## Task objective
Check each line of the records below and collect those that include the word "NOAA".

## Data supplied
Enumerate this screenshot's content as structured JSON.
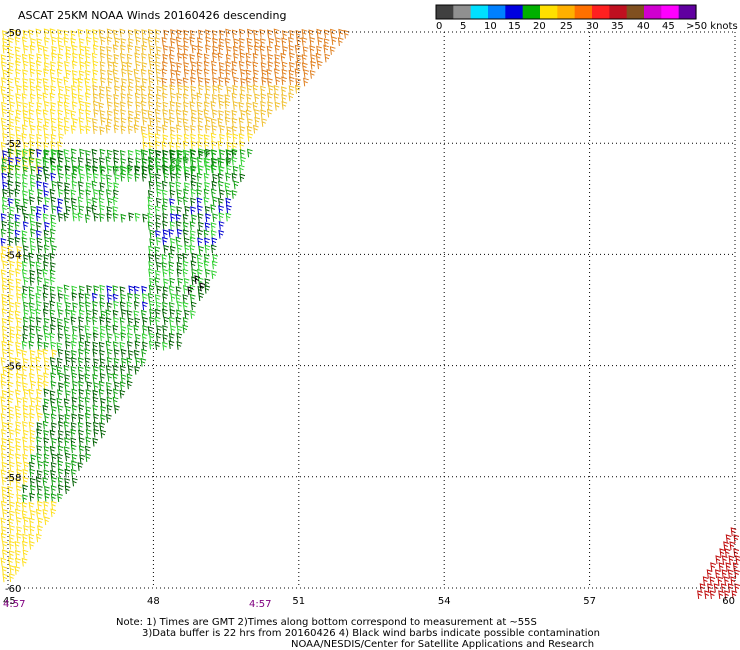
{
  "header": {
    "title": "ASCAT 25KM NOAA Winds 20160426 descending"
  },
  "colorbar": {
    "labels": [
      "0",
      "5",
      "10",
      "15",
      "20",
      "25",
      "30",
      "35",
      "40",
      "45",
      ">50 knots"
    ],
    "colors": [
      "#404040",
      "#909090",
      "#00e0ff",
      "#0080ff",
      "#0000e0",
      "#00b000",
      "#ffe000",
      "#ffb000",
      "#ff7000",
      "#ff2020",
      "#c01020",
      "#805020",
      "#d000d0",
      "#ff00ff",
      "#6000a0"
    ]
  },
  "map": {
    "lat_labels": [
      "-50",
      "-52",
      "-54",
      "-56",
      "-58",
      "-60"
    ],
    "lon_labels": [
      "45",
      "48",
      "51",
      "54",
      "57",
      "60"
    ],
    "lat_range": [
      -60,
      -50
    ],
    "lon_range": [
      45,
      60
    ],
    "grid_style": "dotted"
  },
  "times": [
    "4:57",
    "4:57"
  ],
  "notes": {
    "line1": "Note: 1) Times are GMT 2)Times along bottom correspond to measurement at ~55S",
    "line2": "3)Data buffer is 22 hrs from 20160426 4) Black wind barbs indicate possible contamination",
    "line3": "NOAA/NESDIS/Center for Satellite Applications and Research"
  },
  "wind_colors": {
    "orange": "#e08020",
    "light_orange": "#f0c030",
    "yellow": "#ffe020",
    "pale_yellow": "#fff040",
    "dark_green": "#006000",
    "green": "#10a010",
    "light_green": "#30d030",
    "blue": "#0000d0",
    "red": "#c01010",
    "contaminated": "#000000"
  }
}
...
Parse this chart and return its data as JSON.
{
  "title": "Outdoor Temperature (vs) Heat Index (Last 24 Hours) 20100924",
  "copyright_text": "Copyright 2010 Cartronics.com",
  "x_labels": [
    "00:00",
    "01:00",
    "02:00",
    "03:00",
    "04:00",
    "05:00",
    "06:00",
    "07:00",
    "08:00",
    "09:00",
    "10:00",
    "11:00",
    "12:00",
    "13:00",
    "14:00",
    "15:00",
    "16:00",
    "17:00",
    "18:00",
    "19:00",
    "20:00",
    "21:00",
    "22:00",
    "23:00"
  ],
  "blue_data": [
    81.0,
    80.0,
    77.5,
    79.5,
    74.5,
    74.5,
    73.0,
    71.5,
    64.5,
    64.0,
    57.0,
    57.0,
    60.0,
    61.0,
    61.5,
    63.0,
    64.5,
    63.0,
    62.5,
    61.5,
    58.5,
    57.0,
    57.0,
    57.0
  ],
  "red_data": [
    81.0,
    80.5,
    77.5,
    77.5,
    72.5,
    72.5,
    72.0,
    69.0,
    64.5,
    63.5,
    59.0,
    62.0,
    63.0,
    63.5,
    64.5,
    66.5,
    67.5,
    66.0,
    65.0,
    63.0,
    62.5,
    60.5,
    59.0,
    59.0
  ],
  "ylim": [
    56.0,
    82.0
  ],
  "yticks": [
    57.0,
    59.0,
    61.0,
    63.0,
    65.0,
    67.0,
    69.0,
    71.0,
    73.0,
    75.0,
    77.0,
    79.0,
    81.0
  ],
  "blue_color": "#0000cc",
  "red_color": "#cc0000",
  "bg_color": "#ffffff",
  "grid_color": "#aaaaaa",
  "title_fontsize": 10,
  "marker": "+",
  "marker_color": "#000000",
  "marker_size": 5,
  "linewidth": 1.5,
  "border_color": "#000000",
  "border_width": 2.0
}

## Written response
    "title": "ASCAT 25KM NOAA Winds 20160426 descending"
    "line3": "NOAA/NESDIS/Center for Satellite Applications and Research"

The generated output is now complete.